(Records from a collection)
----

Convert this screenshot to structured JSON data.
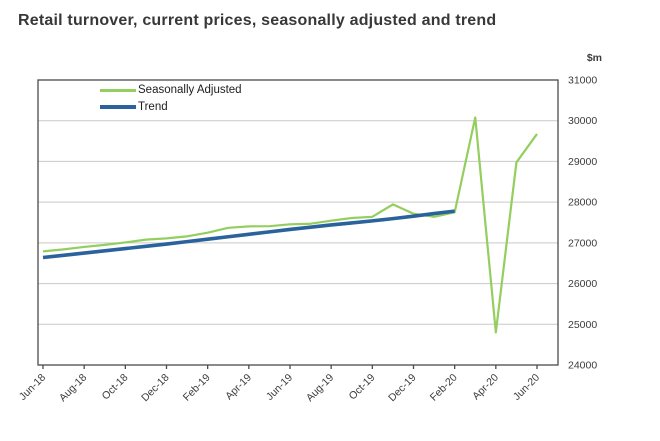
{
  "title": "Retail turnover, current prices, seasonally adjusted and trend",
  "colors": {
    "seasonally_adjusted": "#94ce5e",
    "trend": "#2a639c",
    "axis": "#4a4a4a",
    "gridline": "#c9c9c9",
    "tick_text": "#3c3c3c",
    "title_text": "#383838"
  },
  "y_axis": {
    "unit": "$m",
    "tick_labels": [
      "31000",
      "30000",
      "29000",
      "28000",
      "27000",
      "26000",
      "25000",
      "24000"
    ]
  },
  "x_axis": {
    "tick_labels": [
      "Jun-18",
      "Aug-18",
      "Oct-18",
      "Dec-18",
      "Feb-19",
      "Apr-19",
      "Jun-19",
      "Aug-19",
      "Oct-19",
      "Dec-19",
      "Feb-20",
      "Apr-20",
      "Jun-20"
    ]
  },
  "chart_data": {
    "type": "line",
    "title": "Retail turnover, current prices, seasonally adjusted and trend",
    "xlabel": "",
    "ylabel": "$m",
    "ylim": [
      24000,
      31000
    ],
    "y_tick_step": 1000,
    "grid": "horizontal",
    "legend_position": "top-left",
    "x": [
      "Jun-18",
      "Jul-18",
      "Aug-18",
      "Sep-18",
      "Oct-18",
      "Nov-18",
      "Dec-18",
      "Jan-19",
      "Feb-19",
      "Mar-19",
      "Apr-19",
      "May-19",
      "Jun-19",
      "Jul-19",
      "Aug-19",
      "Sep-19",
      "Oct-19",
      "Nov-19",
      "Dec-19",
      "Jan-20",
      "Feb-20",
      "Mar-20",
      "Apr-20",
      "May-20",
      "Jun-20"
    ],
    "x_tick_labels": [
      "Jun-18",
      "Aug-18",
      "Oct-18",
      "Dec-18",
      "Feb-19",
      "Apr-19",
      "Jun-19",
      "Aug-19",
      "Oct-19",
      "Dec-19",
      "Feb-20",
      "Apr-20",
      "Jun-20"
    ],
    "series": [
      {
        "name": "Seasonally Adjusted",
        "color": "#94ce5e",
        "values": [
          26790,
          26840,
          26900,
          26950,
          27010,
          27080,
          27110,
          27160,
          27250,
          27370,
          27405,
          27410,
          27455,
          27470,
          27545,
          27610,
          27640,
          27945,
          27715,
          27640,
          27750,
          30080,
          24800,
          28975,
          29675
        ]
      },
      {
        "name": "Trend",
        "color": "#2a639c",
        "values": [
          26640,
          26695,
          26750,
          26805,
          26860,
          26915,
          26970,
          27030,
          27090,
          27150,
          27210,
          27270,
          27330,
          27385,
          27440,
          27490,
          27540,
          27595,
          27655,
          27720,
          27780,
          null,
          null,
          null,
          null
        ]
      }
    ]
  }
}
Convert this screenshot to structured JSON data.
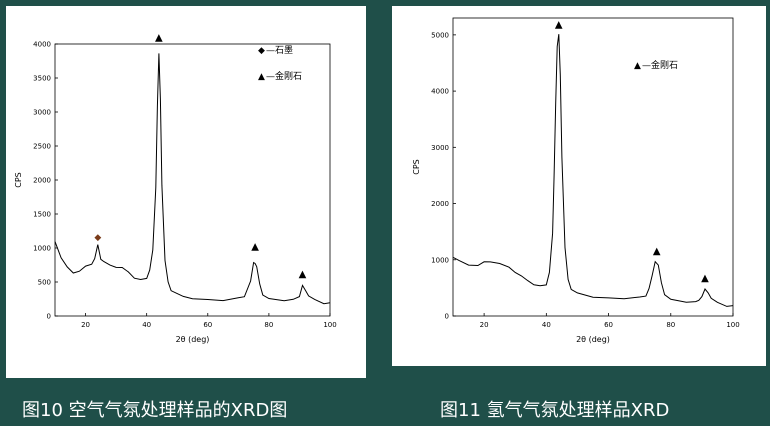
{
  "captions": {
    "left": "图10 空气气氛处理样品的XRD图",
    "right": "图11 氢气气氛处理样品XRD"
  },
  "chart_data": [
    {
      "type": "line",
      "xlabel": "2θ (deg)",
      "ylabel": "CPS",
      "xlim": [
        10,
        100
      ],
      "ylim": [
        0,
        4000
      ],
      "xticks": [
        20,
        40,
        60,
        80,
        100
      ],
      "yticks": [
        0,
        500,
        1000,
        1500,
        2000,
        2500,
        3000,
        3500,
        4000
      ],
      "legend": [
        {
          "symbol": "◆",
          "label": "—石墨"
        },
        {
          "symbol": "▲",
          "label": "—金刚石"
        }
      ],
      "legend_position": "top-right",
      "series": [
        {
          "x": [
            10,
            12,
            14,
            16,
            18,
            20,
            22,
            23,
            24,
            25,
            26,
            28,
            30,
            32,
            34,
            36,
            38,
            40,
            41,
            42,
            43,
            43.5,
            44,
            44.5,
            45,
            46,
            47,
            48,
            50,
            52,
            55,
            60,
            65,
            70,
            72,
            74,
            75,
            75.5,
            76,
            77,
            78,
            80,
            85,
            88,
            90,
            91,
            92,
            93,
            95,
            98,
            100
          ],
          "y": [
            1100,
            850,
            700,
            650,
            680,
            720,
            760,
            850,
            1050,
            820,
            780,
            760,
            740,
            700,
            640,
            560,
            520,
            560,
            700,
            1000,
            1900,
            3100,
            3850,
            3200,
            1900,
            800,
            500,
            380,
            320,
            290,
            270,
            250,
            240,
            240,
            290,
            520,
            780,
            800,
            720,
            480,
            330,
            260,
            240,
            240,
            300,
            470,
            380,
            280,
            220,
            200,
            190
          ]
        }
      ],
      "markers": [
        {
          "symbol": "◆",
          "x": 24,
          "y": 1120
        },
        {
          "symbol": "▲",
          "x": 44,
          "y": 4050
        },
        {
          "symbol": "▲",
          "x": 75.5,
          "y": 980
        },
        {
          "symbol": "▲",
          "x": 91,
          "y": 570
        }
      ]
    },
    {
      "type": "line",
      "xlabel": "2θ (deg)",
      "ylabel": "CPS",
      "xlim": [
        10,
        100
      ],
      "ylim": [
        0,
        5300
      ],
      "xticks": [
        20,
        40,
        60,
        80,
        100
      ],
      "yticks": [
        0,
        1000,
        2000,
        3000,
        4000,
        5000
      ],
      "legend": [
        {
          "symbol": "▲",
          "label": "—金刚石"
        }
      ],
      "legend_position": "top-right",
      "series": [
        {
          "x": [
            10,
            12,
            15,
            18,
            20,
            22,
            25,
            28,
            30,
            32,
            34,
            36,
            38,
            40,
            41,
            42,
            42.5,
            43,
            43.5,
            44,
            44.5,
            45,
            46,
            47,
            48,
            50,
            55,
            60,
            65,
            70,
            72,
            73,
            74,
            75,
            76,
            77,
            78,
            80,
            85,
            88,
            89,
            90,
            91,
            92,
            93,
            95,
            98,
            100
          ],
          "y": [
            1050,
            980,
            900,
            920,
            950,
            960,
            920,
            880,
            800,
            700,
            620,
            560,
            520,
            560,
            800,
            1500,
            2500,
            3800,
            4800,
            5000,
            4300,
            2800,
            1200,
            650,
            480,
            400,
            350,
            330,
            320,
            310,
            360,
            500,
            720,
            960,
            900,
            600,
            400,
            300,
            260,
            250,
            280,
            360,
            500,
            420,
            300,
            220,
            190,
            180
          ]
        }
      ],
      "markers": [
        {
          "symbol": "▲",
          "x": 44,
          "y": 5130
        },
        {
          "symbol": "▲",
          "x": 75.5,
          "y": 1100
        },
        {
          "symbol": "▲",
          "x": 91,
          "y": 620
        }
      ]
    }
  ]
}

----

:: Short task ::
Transcribe all the lines above exactly, apart from the pictures.

:: In response ::
Convert this screenshot to structured JSON data.
{
  "title": "Retail turnover, current prices, seasonally adjusted and trend",
  "colors": {
    "seasonally_adjusted": "#94ce5e",
    "trend": "#2a639c",
    "axis": "#4a4a4a",
    "gridline": "#c9c9c9",
    "tick_text": "#3c3c3c",
    "title_text": "#383838"
  },
  "y_axis": {
    "unit": "$m",
    "tick_labels": [
      "31000",
      "30000",
      "29000",
      "28000",
      "27000",
      "26000",
      "25000",
      "24000"
    ]
  },
  "x_axis": {
    "tick_labels": [
      "Jun-18",
      "Aug-18",
      "Oct-18",
      "Dec-18",
      "Feb-19",
      "Apr-19",
      "Jun-19",
      "Aug-19",
      "Oct-19",
      "Dec-19",
      "Feb-20",
      "Apr-20",
      "Jun-20"
    ]
  },
  "chart_data": {
    "type": "line",
    "title": "Retail turnover, current prices, seasonally adjusted and trend",
    "xlabel": "",
    "ylabel": "$m",
    "ylim": [
      24000,
      31000
    ],
    "y_tick_step": 1000,
    "grid": "horizontal",
    "legend_position": "top-left",
    "x": [
      "Jun-18",
      "Jul-18",
      "Aug-18",
      "Sep-18",
      "Oct-18",
      "Nov-18",
      "Dec-18",
      "Jan-19",
      "Feb-19",
      "Mar-19",
      "Apr-19",
      "May-19",
      "Jun-19",
      "Jul-19",
      "Aug-19",
      "Sep-19",
      "Oct-19",
      "Nov-19",
      "Dec-19",
      "Jan-20",
      "Feb-20",
      "Mar-20",
      "Apr-20",
      "May-20",
      "Jun-20"
    ],
    "x_tick_labels": [
      "Jun-18",
      "Aug-18",
      "Oct-18",
      "Dec-18",
      "Feb-19",
      "Apr-19",
      "Jun-19",
      "Aug-19",
      "Oct-19",
      "Dec-19",
      "Feb-20",
      "Apr-20",
      "Jun-20"
    ],
    "series": [
      {
        "name": "Seasonally Adjusted",
        "color": "#94ce5e",
        "values": [
          26790,
          26840,
          26900,
          26950,
          27010,
          27080,
          27110,
          27160,
          27250,
          27370,
          27405,
          27410,
          27455,
          27470,
          27545,
          27610,
          27640,
          27945,
          27715,
          27640,
          27750,
          30080,
          24800,
          28975,
          29675
        ]
      },
      {
        "name": "Trend",
        "color": "#2a639c",
        "values": [
          26640,
          26695,
          26750,
          26805,
          26860,
          26915,
          26970,
          27030,
          27090,
          27150,
          27210,
          27270,
          27330,
          27385,
          27440,
          27490,
          27540,
          27595,
          27655,
          27720,
          27780,
          null,
          null,
          null,
          null
        ]
      }
    ]
  }
}
Convert this screenshot to structured JSON data.
{
  "captions": {
    "left": "图10 空气气氛处理样品的XRD图",
    "right": "图11 氢气气氛处理样品XRD"
  },
  "chart_data": [
    {
      "type": "line",
      "xlabel": "2θ (deg)",
      "ylabel": "CPS",
      "xlim": [
        10,
        100
      ],
      "ylim": [
        0,
        4000
      ],
      "xticks": [
        20,
        40,
        60,
        80,
        100
      ],
      "yticks": [
        0,
        500,
        1000,
        1500,
        2000,
        2500,
        3000,
        3500,
        4000
      ],
      "legend": [
        {
          "symbol": "◆",
          "label": "—石墨"
        },
        {
          "symbol": "▲",
          "label": "—金刚石"
        }
      ],
      "legend_position": "top-right",
      "series": [
        {
          "x": [
            10,
            12,
            14,
            16,
            18,
            20,
            22,
            23,
            24,
            25,
            26,
            28,
            30,
            32,
            34,
            36,
            38,
            40,
            41,
            42,
            43,
            43.5,
            44,
            44.5,
            45,
            46,
            47,
            48,
            50,
            52,
            55,
            60,
            65,
            70,
            72,
            74,
            75,
            75.5,
            76,
            77,
            78,
            80,
            85,
            88,
            90,
            91,
            92,
            93,
            95,
            98,
            100
          ],
          "y": [
            1100,
            850,
            700,
            650,
            680,
            720,
            760,
            850,
            1050,
            820,
            780,
            760,
            740,
            700,
            640,
            560,
            520,
            560,
            700,
            1000,
            1900,
            3100,
            3850,
            3200,
            1900,
            800,
            500,
            380,
            320,
            290,
            270,
            250,
            240,
            240,
            290,
            520,
            780,
            800,
            720,
            480,
            330,
            260,
            240,
            240,
            300,
            470,
            380,
            280,
            220,
            200,
            190
          ]
        }
      ],
      "markers": [
        {
          "symbol": "◆",
          "x": 24,
          "y": 1120
        },
        {
          "symbol": "▲",
          "x": 44,
          "y": 4050
        },
        {
          "symbol": "▲",
          "x": 75.5,
          "y": 980
        },
        {
          "symbol": "▲",
          "x": 91,
          "y": 570
        }
      ]
    },
    {
      "type": "line",
      "xlabel": "2θ (deg)",
      "ylabel": "CPS",
      "xlim": [
        10,
        100
      ],
      "ylim": [
        0,
        5300
      ],
      "xticks": [
        20,
        40,
        60,
        80,
        100
      ],
      "yticks": [
        0,
        1000,
        2000,
        3000,
        4000,
        5000
      ],
      "legend": [
        {
          "symbol": "▲",
          "label": "—金刚石"
        }
      ],
      "legend_position": "top-right",
      "series": [
        {
          "x": [
            10,
            12,
            15,
            18,
            20,
            22,
            25,
            28,
            30,
            32,
            34,
            36,
            38,
            40,
            41,
            42,
            42.5,
            43,
            43.5,
            44,
            44.5,
            45,
            46,
            47,
            48,
            50,
            55,
            60,
            65,
            70,
            72,
            73,
            74,
            75,
            76,
            77,
            78,
            80,
            85,
            88,
            89,
            90,
            91,
            92,
            93,
            95,
            98,
            100
          ],
          "y": [
            1050,
            980,
            900,
            920,
            950,
            960,
            920,
            880,
            800,
            700,
            620,
            560,
            520,
            560,
            800,
            1500,
            2500,
            3800,
            4800,
            5000,
            4300,
            2800,
            1200,
            650,
            480,
            400,
            350,
            330,
            320,
            310,
            360,
            500,
            720,
            960,
            900,
            600,
            400,
            300,
            260,
            250,
            280,
            360,
            500,
            420,
            300,
            220,
            190,
            180
          ]
        }
      ],
      "markers": [
        {
          "symbol": "▲",
          "x": 44,
          "y": 5130
        },
        {
          "symbol": "▲",
          "x": 75.5,
          "y": 1100
        },
        {
          "symbol": "▲",
          "x": 91,
          "y": 620
        }
      ]
    }
  ]
}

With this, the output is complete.